Activity:
Please reproduce word for word the passage of the Late Ordovician text below that opens with "The Drivers of" and closes with "many endemic species.".

Text:
○ ○ ○ ○ ○
The Late Ordovician marks a significant chapter in Earth’s deep history, spanning from approximately 485.4 to 443.8 million years ago. This period, the second of six in the Paleozoic Era, was a time of dynamic shifts in both geology and biology. It is widely recognized for a profound biological upheaval that reshaped marine ecosystems globally.
Earth During the Late Ordovician
During the Late Ordovician, the Earth’s landmasses were configured differently than today. The supercontinent Gondwana, comprising much of what is now South America, Africa, Australia, Antarctica, and India, was positioned over the South Pole and largely submerged underwater. North America, then part of the continent Laurentia, was almost entirely covered by shallow inland seas, providing extensive habitats for diverse life.
The Ordovician climate began warm but gradually cooled as the period progressed. Its warm, shallow seas teemed with diverse marine invertebrates. Organisms such as trilobites, brachiopods, graptolites, bryozoans, and early jawless fish thrived. Trilobites and brachiopods, in particular, reached their peak diversity during this time, adapting to various ecological niches within these vast epicontinental seas.
The First Global Mass Extinction
The Late Ordovician is most notably defined by the Late Ordovician Mass Extinction (LOME), the first of Earth’s “big five” major extinction events. This event eliminated a substantial portion of marine life, with estimates suggesting the loss of 49-60% of marine genera and nearly 85% of marine species. This makes it the second-largest known extinction event in terms of generic loss, surpassed only by the Permian-Triassic mass extinction.
The LOME unfolded in two distinct pulses, affecting different groups of animals. The first pulse, occurring at the boundary between the Katian and Hirnantian stages, heavily impacted many families of brachiopods, bryozoans, trilobites, conodonts, and graptolites. The second pulse, later in the Hirnantian, was geographically more widespread but less severe, yet it finished off many taxa that had survived or even diversified after the initial pulse, including the cold-adapted Hirnantia brachiopod fauna.
The Drivers of Catastrophe
The Late Ordovician Mass Extinction is primarily attributed to intense global cooling and glaciation, known as the Hirnantian glaciation. This glaciation, centered on Gondwana as it drifted over the South Pole, caused a significant fall in global sea levels, dropping by at least 50 to 100 meters. This dramatic sea-level decline destroyed vast shallow marine habitats, which were home to many endemic species.
The expansion of ice sheets led to a shift from a greenhouse to an icehouse climate, causing ocean surface waters to cool. This rapid cooling was particularly detrimental to warm-adapted organisms that populated the tropical shallow seas. Beyond glaciation, other contributing factors included widespread ocean anoxia, or a lack of oxygen, in deeper waters, which may have been exacerbated by changes in ocean circulation. Glaciation is a leading cause, but some research suggests that volcanism, leading to warming and anoxia, could have also played a role in triggering the extinction pulses.
Decoding Ancient Clues
Scientists reconstruct the events of the Late Ordovician by examining geological and paleontological evidence. Fossil assemblages provide insight into the types of organisms that lived and how their diversity changed over time. For example, the presence and absence of specific brachiopod and trilobite species in successive rock layers help pinpoint extinction intervals.
Sedimentary rock layers offer clues about past environments. Glacial deposits, such as diamictites found in regions like Argentina and South Africa, indicate the presence and extent of ancient ice sheets. Additionally, black shales can signal periods of anoxia in ancient oceans. Isotopic analysis provides proxy data for ancient climate and ocean chemistry, revealing shifts in temperature and ocean oxygen levels during the extinction events.
○ ○ ○ ○ ○
(Extracted data entries)
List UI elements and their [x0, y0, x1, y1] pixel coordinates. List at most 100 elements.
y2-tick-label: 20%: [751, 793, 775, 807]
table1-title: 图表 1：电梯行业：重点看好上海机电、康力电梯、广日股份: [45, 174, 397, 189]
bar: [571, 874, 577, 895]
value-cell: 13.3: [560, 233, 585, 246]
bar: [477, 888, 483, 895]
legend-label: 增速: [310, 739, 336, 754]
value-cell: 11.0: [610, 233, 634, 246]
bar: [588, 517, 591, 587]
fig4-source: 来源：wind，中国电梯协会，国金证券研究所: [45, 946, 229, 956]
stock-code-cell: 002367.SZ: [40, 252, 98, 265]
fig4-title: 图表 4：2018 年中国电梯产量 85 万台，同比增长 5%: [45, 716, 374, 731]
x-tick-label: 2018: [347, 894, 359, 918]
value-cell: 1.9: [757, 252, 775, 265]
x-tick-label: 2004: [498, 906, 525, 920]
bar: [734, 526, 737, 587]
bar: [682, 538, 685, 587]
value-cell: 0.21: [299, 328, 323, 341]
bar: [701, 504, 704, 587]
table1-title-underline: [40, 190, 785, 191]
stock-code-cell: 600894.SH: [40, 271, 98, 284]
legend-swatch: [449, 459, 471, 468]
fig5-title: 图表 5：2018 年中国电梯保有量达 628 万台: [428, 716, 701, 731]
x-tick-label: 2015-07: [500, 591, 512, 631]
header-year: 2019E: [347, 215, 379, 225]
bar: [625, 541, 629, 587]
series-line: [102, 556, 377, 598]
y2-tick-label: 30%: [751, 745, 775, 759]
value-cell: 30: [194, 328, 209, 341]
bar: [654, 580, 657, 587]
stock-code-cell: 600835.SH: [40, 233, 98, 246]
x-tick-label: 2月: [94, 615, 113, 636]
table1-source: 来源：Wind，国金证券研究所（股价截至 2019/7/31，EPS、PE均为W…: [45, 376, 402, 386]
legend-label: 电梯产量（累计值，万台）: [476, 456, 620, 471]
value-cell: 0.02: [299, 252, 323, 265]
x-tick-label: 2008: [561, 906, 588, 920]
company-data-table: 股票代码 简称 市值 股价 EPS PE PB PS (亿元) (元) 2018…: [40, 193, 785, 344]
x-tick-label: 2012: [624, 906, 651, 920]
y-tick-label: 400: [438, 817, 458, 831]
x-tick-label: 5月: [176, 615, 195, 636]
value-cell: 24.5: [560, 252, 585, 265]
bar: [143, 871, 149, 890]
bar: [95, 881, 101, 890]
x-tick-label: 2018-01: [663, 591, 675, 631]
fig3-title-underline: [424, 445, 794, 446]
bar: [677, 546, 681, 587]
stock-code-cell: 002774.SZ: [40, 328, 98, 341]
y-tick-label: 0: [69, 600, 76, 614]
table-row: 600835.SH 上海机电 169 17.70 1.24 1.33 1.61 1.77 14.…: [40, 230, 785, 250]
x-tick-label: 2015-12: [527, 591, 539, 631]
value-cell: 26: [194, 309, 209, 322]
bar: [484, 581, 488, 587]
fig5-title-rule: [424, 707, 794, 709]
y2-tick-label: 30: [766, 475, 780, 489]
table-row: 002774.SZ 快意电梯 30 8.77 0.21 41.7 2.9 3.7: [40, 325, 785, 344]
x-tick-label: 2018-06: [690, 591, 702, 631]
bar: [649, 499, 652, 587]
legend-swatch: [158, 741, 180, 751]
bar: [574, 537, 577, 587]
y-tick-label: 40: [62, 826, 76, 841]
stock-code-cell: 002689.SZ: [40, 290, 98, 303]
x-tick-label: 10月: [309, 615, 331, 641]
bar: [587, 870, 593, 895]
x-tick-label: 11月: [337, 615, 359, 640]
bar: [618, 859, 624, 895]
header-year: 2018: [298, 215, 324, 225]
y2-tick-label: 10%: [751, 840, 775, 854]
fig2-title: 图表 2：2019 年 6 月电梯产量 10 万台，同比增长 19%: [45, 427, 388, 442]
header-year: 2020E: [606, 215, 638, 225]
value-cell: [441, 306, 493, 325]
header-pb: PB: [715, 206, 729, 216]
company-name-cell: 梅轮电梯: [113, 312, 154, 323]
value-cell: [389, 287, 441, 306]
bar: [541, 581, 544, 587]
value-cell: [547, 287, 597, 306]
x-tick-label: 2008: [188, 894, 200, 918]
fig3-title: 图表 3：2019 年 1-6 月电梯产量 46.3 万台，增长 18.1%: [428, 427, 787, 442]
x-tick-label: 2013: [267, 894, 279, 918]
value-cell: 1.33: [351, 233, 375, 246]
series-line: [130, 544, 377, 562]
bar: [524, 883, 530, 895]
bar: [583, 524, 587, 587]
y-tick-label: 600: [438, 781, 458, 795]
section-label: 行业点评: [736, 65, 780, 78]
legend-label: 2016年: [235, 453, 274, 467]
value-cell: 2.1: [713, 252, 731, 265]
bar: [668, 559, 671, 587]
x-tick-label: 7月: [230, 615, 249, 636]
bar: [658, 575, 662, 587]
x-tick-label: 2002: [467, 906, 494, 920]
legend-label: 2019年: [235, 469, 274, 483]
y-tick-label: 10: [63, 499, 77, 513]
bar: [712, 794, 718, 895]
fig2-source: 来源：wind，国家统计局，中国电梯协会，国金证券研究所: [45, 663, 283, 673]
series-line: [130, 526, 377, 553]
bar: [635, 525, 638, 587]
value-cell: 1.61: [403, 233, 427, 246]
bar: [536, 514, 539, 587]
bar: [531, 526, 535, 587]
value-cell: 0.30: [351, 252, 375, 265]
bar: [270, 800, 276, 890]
○ ○ ○ ○ ○
Your solution:
The Drivers of Catastrophe
The Late Ordovician Mass Extinction is primarily attributed to intense global cooling and glaciation, known as the Hirnantian glaciation. This glaciation, centered on Gondwana as it drifted over the South Pole, caused a significant fall in global sea levels, dropping by at least 50 to 100 meters. This dramatic sea-level decline destroyed vast shallow marine habitats, which were home to many endemic species.